_WHAT YOU NEED TO DO_.
Gather up every line that includes the string "title".

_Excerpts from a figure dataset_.
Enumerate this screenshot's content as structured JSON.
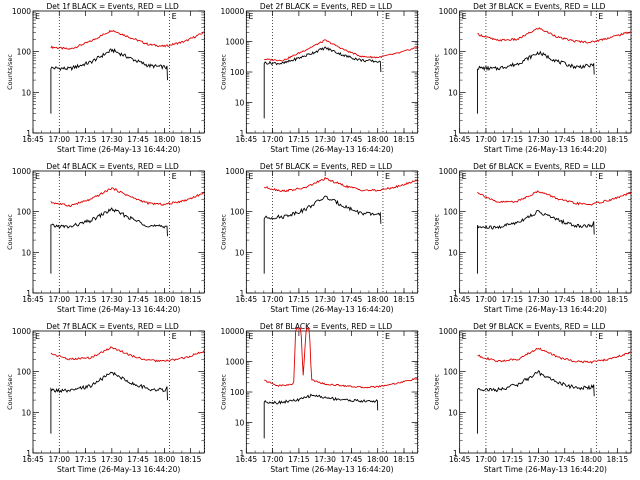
{
  "colors": {
    "events": "#000000",
    "lld": "#e00000",
    "axis": "#000000"
  },
  "chart_data": [
    {
      "type": "line",
      "title": "Det 1f BLACK = Events, RED = LLD",
      "xlabel": "Start Time (26-May-13 16:44:20)",
      "ylabel": "Counts/sec",
      "yscale": "log",
      "ylim": [
        1,
        1000
      ],
      "ytick_labels": [
        "1",
        "10",
        "100",
        "1000"
      ],
      "xtick_labels": [
        "16:45",
        "17:00",
        "17:15",
        "17:30",
        "17:45",
        "18:00",
        "18:15"
      ],
      "xlim_minutes": [
        16.75,
        18.38
      ],
      "marker_lines": [
        "17:00",
        "18:03",
        "18:23"
      ],
      "marker_label": "E",
      "series": [
        {
          "name": "LLD",
          "x": [
            16.92,
            17.1,
            17.3,
            17.5,
            17.7,
            17.85,
            18.0,
            18.2,
            18.38
          ],
          "values": [
            130,
            115,
            180,
            340,
            210,
            150,
            135,
            180,
            300
          ]
        },
        {
          "name": "Events",
          "x": [
            16.92,
            17.1,
            17.3,
            17.5,
            17.7,
            17.85,
            18.0,
            18.03
          ],
          "values": [
            40,
            38,
            55,
            110,
            65,
            45,
            42,
            40
          ]
        }
      ]
    },
    {
      "type": "line",
      "title": "Det 2f BLACK = Events, RED = LLD",
      "xlabel": "Start Time (26-May-13 16:44:20)",
      "ylabel": "Counts/sec",
      "yscale": "log",
      "ylim": [
        1,
        10000
      ],
      "ytick_labels": [
        "1",
        "10",
        "100",
        "1000",
        "10000"
      ],
      "xtick_labels": [
        "16:45",
        "17:00",
        "17:15",
        "17:30",
        "17:45",
        "18:00",
        "18:15"
      ],
      "xlim_minutes": [
        16.75,
        18.38
      ],
      "marker_lines": [
        "17:00",
        "18:03",
        "18:23"
      ],
      "marker_label": "E",
      "series": [
        {
          "name": "LLD",
          "x": [
            16.92,
            17.1,
            17.3,
            17.5,
            17.7,
            17.85,
            18.0,
            18.2,
            18.38
          ],
          "values": [
            260,
            240,
            500,
            1100,
            500,
            320,
            300,
            420,
            650
          ]
        },
        {
          "name": "Events",
          "x": [
            16.92,
            17.1,
            17.3,
            17.5,
            17.7,
            17.85,
            18.0,
            18.03
          ],
          "values": [
            200,
            190,
            330,
            620,
            330,
            240,
            220,
            200
          ]
        }
      ]
    },
    {
      "type": "line",
      "title": "Det 3f BLACK = Events, RED = LLD",
      "xlabel": "Start Time (26-May-13 16:44:20)",
      "ylabel": "Counts/sec",
      "yscale": "log",
      "ylim": [
        1,
        1000
      ],
      "ytick_labels": [
        "1",
        "10",
        "100",
        "1000"
      ],
      "xtick_labels": [
        "16:45",
        "17:00",
        "17:15",
        "17:30",
        "17:45",
        "18:00",
        "18:15"
      ],
      "xlim_minutes": [
        16.75,
        18.38
      ],
      "marker_lines": [
        "17:00",
        "18:03",
        "18:23"
      ],
      "marker_label": "E",
      "series": [
        {
          "name": "LLD",
          "x": [
            16.92,
            17.1,
            17.3,
            17.5,
            17.7,
            17.85,
            18.0,
            18.2,
            18.38
          ],
          "values": [
            270,
            190,
            200,
            380,
            220,
            180,
            170,
            230,
            310
          ]
        },
        {
          "name": "Events",
          "x": [
            16.92,
            17.1,
            17.3,
            17.5,
            17.7,
            17.85,
            18.0,
            18.03
          ],
          "values": [
            40,
            38,
            50,
            95,
            55,
            42,
            45,
            55
          ]
        }
      ]
    },
    {
      "type": "line",
      "title": "Det 4f BLACK = Events, RED = LLD",
      "xlabel": "Start Time (26-May-13 16:44:20)",
      "ylabel": "Counts/sec",
      "yscale": "log",
      "ylim": [
        1,
        1000
      ],
      "ytick_labels": [
        "1",
        "10",
        "100",
        "1000"
      ],
      "xtick_labels": [
        "16:45",
        "17:00",
        "17:15",
        "17:30",
        "17:45",
        "18:00",
        "18:15"
      ],
      "xlim_minutes": [
        16.75,
        18.38
      ],
      "marker_lines": [
        "17:00",
        "18:03",
        "18:23"
      ],
      "marker_label": "E",
      "series": [
        {
          "name": "LLD",
          "x": [
            16.92,
            17.1,
            17.3,
            17.5,
            17.7,
            17.85,
            18.0,
            18.2,
            18.38
          ],
          "values": [
            170,
            140,
            200,
            380,
            220,
            160,
            150,
            190,
            290
          ]
        },
        {
          "name": "Events",
          "x": [
            16.92,
            17.1,
            17.3,
            17.5,
            17.7,
            17.85,
            18.0,
            18.03
          ],
          "values": [
            45,
            42,
            60,
            115,
            65,
            45,
            42,
            50
          ]
        }
      ]
    },
    {
      "type": "line",
      "title": "Det 5f BLACK = Events, RED = LLD",
      "xlabel": "Start Time (26-May-13 16:44:20)",
      "ylabel": "Counts/sec",
      "yscale": "log",
      "ylim": [
        1,
        1000
      ],
      "ytick_labels": [
        "1",
        "10",
        "100",
        "1000"
      ],
      "xtick_labels": [
        "16:45",
        "17:00",
        "17:15",
        "17:30",
        "17:45",
        "18:00",
        "18:15"
      ],
      "xlim_minutes": [
        16.75,
        18.38
      ],
      "marker_lines": [
        "17:00",
        "18:03",
        "18:23"
      ],
      "marker_label": "E",
      "series": [
        {
          "name": "LLD",
          "x": [
            16.92,
            17.1,
            17.3,
            17.5,
            17.7,
            17.85,
            18.0,
            18.2,
            18.38
          ],
          "values": [
            400,
            320,
            380,
            650,
            420,
            340,
            330,
            420,
            600
          ]
        },
        {
          "name": "Events",
          "x": [
            16.92,
            17.1,
            17.3,
            17.5,
            17.7,
            17.85,
            18.0,
            18.03
          ],
          "values": [
            70,
            75,
            110,
            230,
            130,
            90,
            85,
            100
          ]
        }
      ]
    },
    {
      "type": "line",
      "title": "Det 6f BLACK = Events, RED = LLD",
      "xlabel": "Start Time (26-May-13 16:44:20)",
      "ylabel": "Counts/sec",
      "yscale": "log",
      "ylim": [
        1,
        1000
      ],
      "ytick_labels": [
        "1",
        "10",
        "100",
        "1000"
      ],
      "xtick_labels": [
        "16:45",
        "17:00",
        "17:15",
        "17:30",
        "17:45",
        "18:00",
        "18:15"
      ],
      "xlim_minutes": [
        16.75,
        18.38
      ],
      "marker_lines": [
        "17:00",
        "18:03",
        "18:23"
      ],
      "marker_label": "E",
      "series": [
        {
          "name": "LLD",
          "x": [
            16.92,
            17.1,
            17.3,
            17.5,
            17.7,
            17.85,
            18.0,
            18.2,
            18.38
          ],
          "values": [
            300,
            170,
            180,
            320,
            200,
            160,
            150,
            200,
            290
          ]
        },
        {
          "name": "Events",
          "x": [
            16.92,
            17.1,
            17.3,
            17.5,
            17.7,
            17.85,
            18.0,
            18.03
          ],
          "values": [
            42,
            40,
            55,
            100,
            60,
            45,
            45,
            55
          ]
        }
      ]
    },
    {
      "type": "line",
      "title": "Det 7f BLACK = Events, RED = LLD",
      "xlabel": "Start Time (26-May-13 16:44:20)",
      "ylabel": "Counts/sec",
      "yscale": "log",
      "ylim": [
        1,
        1000
      ],
      "ytick_labels": [
        "1",
        "10",
        "100",
        "1000"
      ],
      "xtick_labels": [
        "16:45",
        "17:00",
        "17:15",
        "17:30",
        "17:45",
        "18:00",
        "18:15"
      ],
      "xlim_minutes": [
        16.75,
        18.38
      ],
      "marker_lines": [
        "17:00",
        "18:03",
        "18:23"
      ],
      "marker_label": "E",
      "series": [
        {
          "name": "LLD",
          "x": [
            16.92,
            17.1,
            17.3,
            17.5,
            17.7,
            17.85,
            18.0,
            18.2,
            18.38
          ],
          "values": [
            280,
            200,
            220,
            400,
            240,
            190,
            180,
            220,
            320
          ]
        },
        {
          "name": "Events",
          "x": [
            16.92,
            17.1,
            17.3,
            17.5,
            17.7,
            17.85,
            18.0,
            18.03
          ],
          "values": [
            35,
            33,
            45,
            95,
            50,
            38,
            35,
            40
          ]
        }
      ]
    },
    {
      "type": "line",
      "title": "Det 8f BLACK = Events, RED = LLD",
      "xlabel": "Start Time (26-May-13 16:44:20)",
      "ylabel": "Counts/sec",
      "yscale": "log",
      "ylim": [
        1,
        10000
      ],
      "ytick_labels": [
        "1",
        "10",
        "100",
        "1000",
        "10000"
      ],
      "xtick_labels": [
        "16:45",
        "17:00",
        "17:15",
        "17:30",
        "17:45",
        "18:00",
        "18:15"
      ],
      "xlim_minutes": [
        16.75,
        18.38
      ],
      "marker_lines": [
        "17:00",
        "18:03",
        "18:23"
      ],
      "marker_label": "E",
      "series": [
        {
          "name": "LLD",
          "x": [
            16.92,
            17.05,
            17.2,
            17.22,
            17.27,
            17.29,
            17.32,
            17.35,
            17.37,
            17.5,
            17.7,
            17.85,
            18.0,
            18.2,
            18.38
          ],
          "values": [
            240,
            160,
            180,
            12000,
            12000,
            300,
            12000,
            12000,
            250,
            180,
            160,
            140,
            150,
            200,
            280
          ]
        },
        {
          "name": "Events",
          "x": [
            16.92,
            17.05,
            17.25,
            17.38,
            17.5,
            17.7,
            17.85,
            18.0
          ],
          "values": [
            48,
            45,
            55,
            80,
            65,
            55,
            50,
            50
          ]
        }
      ]
    },
    {
      "type": "line",
      "title": "Det 9f BLACK = Events, RED = LLD",
      "xlabel": "Start Time (26-May-13 16:44:20)",
      "ylabel": "Counts/sec",
      "yscale": "log",
      "ylim": [
        1,
        1000
      ],
      "ytick_labels": [
        "1",
        "10",
        "100",
        "1000"
      ],
      "xtick_labels": [
        "16:45",
        "17:00",
        "17:15",
        "17:30",
        "17:45",
        "18:00",
        "18:15"
      ],
      "xlim_minutes": [
        16.75,
        18.38
      ],
      "marker_lines": [
        "17:00",
        "18:03",
        "18:23"
      ],
      "marker_label": "E",
      "series": [
        {
          "name": "LLD",
          "x": [
            16.92,
            17.1,
            17.3,
            17.5,
            17.7,
            17.85,
            18.0,
            18.2,
            18.38
          ],
          "values": [
            250,
            180,
            200,
            380,
            220,
            180,
            170,
            210,
            300
          ]
        },
        {
          "name": "Events",
          "x": [
            16.92,
            17.1,
            17.3,
            17.5,
            17.7,
            17.85,
            18.0,
            18.03
          ],
          "values": [
            38,
            35,
            48,
            95,
            52,
            40,
            40,
            50
          ]
        }
      ]
    }
  ]
}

_THE RESULT_.
      "title": "Det 1f BLACK = Events, RED = LLD",
      "title": "Det 2f BLACK = Events, RED = LLD",
      "title": "Det 3f BLACK = Events, RED = LLD",
      "title": "Det 4f BLACK = Events, RED = LLD",
      "title": "Det 5f BLACK = Events, RED = LLD",
      "title": "Det 6f BLACK = Events, RED = LLD",
      "title": "Det 7f BLACK = Events, RED = LLD",
      "title": "Det 8f BLACK = Events, RED = LLD",
      "title": "Det 9f BLACK = Events, RED = LLD",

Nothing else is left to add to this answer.